- [What is required] Without the pictures, return all of the material exactly as written.

- [Material]
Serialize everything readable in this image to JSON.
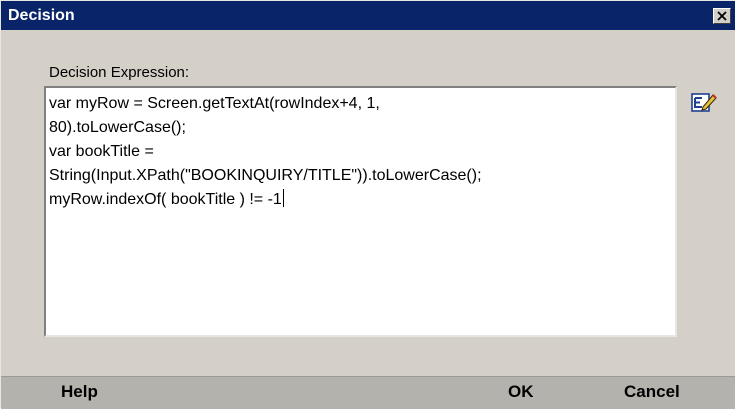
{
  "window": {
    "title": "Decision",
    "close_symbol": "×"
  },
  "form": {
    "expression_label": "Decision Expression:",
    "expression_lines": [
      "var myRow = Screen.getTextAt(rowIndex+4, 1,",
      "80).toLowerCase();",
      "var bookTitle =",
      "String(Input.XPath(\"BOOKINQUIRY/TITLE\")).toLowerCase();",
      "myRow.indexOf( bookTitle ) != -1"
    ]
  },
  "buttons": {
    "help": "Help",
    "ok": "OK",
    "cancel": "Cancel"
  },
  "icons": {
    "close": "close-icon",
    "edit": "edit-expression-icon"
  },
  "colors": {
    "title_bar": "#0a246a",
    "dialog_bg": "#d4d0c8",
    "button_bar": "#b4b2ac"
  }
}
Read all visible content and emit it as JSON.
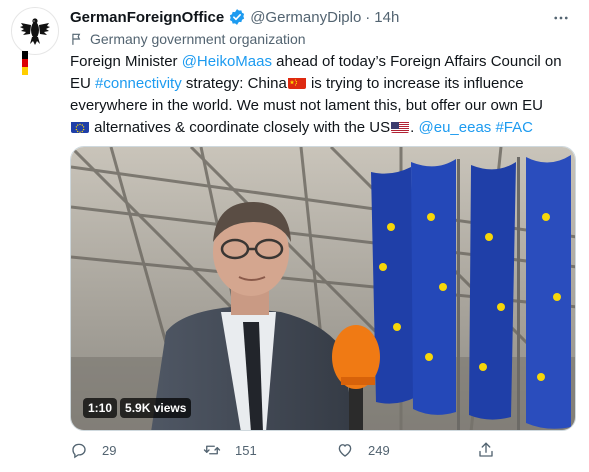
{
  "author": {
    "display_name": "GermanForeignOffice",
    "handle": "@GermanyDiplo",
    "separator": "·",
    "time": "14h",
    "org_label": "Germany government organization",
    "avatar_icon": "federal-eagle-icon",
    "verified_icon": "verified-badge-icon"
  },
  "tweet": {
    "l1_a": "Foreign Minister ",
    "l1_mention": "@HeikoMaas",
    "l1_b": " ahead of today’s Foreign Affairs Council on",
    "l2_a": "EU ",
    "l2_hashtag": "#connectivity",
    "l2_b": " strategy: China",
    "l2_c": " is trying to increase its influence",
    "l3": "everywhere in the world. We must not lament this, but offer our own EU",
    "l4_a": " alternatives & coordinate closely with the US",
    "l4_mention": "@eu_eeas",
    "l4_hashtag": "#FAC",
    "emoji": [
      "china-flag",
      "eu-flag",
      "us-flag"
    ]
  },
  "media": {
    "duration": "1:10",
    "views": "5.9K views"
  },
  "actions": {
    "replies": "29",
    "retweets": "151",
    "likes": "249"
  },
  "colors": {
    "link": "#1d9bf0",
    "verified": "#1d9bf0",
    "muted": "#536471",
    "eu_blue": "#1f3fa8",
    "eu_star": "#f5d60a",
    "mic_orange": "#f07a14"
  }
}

- [Expected answer]
Serialize everything readable in this image to JSON.
{
  "window": {
    "title": "Decision",
    "close_symbol": "×"
  },
  "form": {
    "expression_label": "Decision Expression:",
    "expression_lines": [
      "var myRow = Screen.getTextAt(rowIndex+4, 1,",
      "80).toLowerCase();",
      "var bookTitle =",
      "String(Input.XPath(\"BOOKINQUIRY/TITLE\")).toLowerCase();",
      "myRow.indexOf( bookTitle ) != -1"
    ]
  },
  "buttons": {
    "help": "Help",
    "ok": "OK",
    "cancel": "Cancel"
  },
  "icons": {
    "close": "close-icon",
    "edit": "edit-expression-icon"
  },
  "colors": {
    "title_bar": "#0a246a",
    "dialog_bg": "#d4d0c8",
    "button_bar": "#b4b2ac"
  }
}
Read all visible content and emit it as JSON.
{
  "author": {
    "display_name": "GermanForeignOffice",
    "handle": "@GermanyDiplo",
    "separator": "·",
    "time": "14h",
    "org_label": "Germany government organization",
    "avatar_icon": "federal-eagle-icon",
    "verified_icon": "verified-badge-icon"
  },
  "tweet": {
    "l1_a": "Foreign Minister ",
    "l1_mention": "@HeikoMaas",
    "l1_b": " ahead of today’s Foreign Affairs Council on",
    "l2_a": "EU ",
    "l2_hashtag": "#connectivity",
    "l2_b": " strategy: China",
    "l2_c": " is trying to increase its influence",
    "l3": "everywhere in the world. We must not lament this, but offer our own EU",
    "l4_a": " alternatives & coordinate closely with the US",
    "l4_mention": "@eu_eeas",
    "l4_hashtag": "#FAC",
    "emoji": [
      "china-flag",
      "eu-flag",
      "us-flag"
    ]
  },
  "media": {
    "duration": "1:10",
    "views": "5.9K views"
  },
  "actions": {
    "replies": "29",
    "retweets": "151",
    "likes": "249"
  },
  "colors": {
    "link": "#1d9bf0",
    "verified": "#1d9bf0",
    "muted": "#536471",
    "eu_blue": "#1f3fa8",
    "eu_star": "#f5d60a",
    "mic_orange": "#f07a14"
  }
}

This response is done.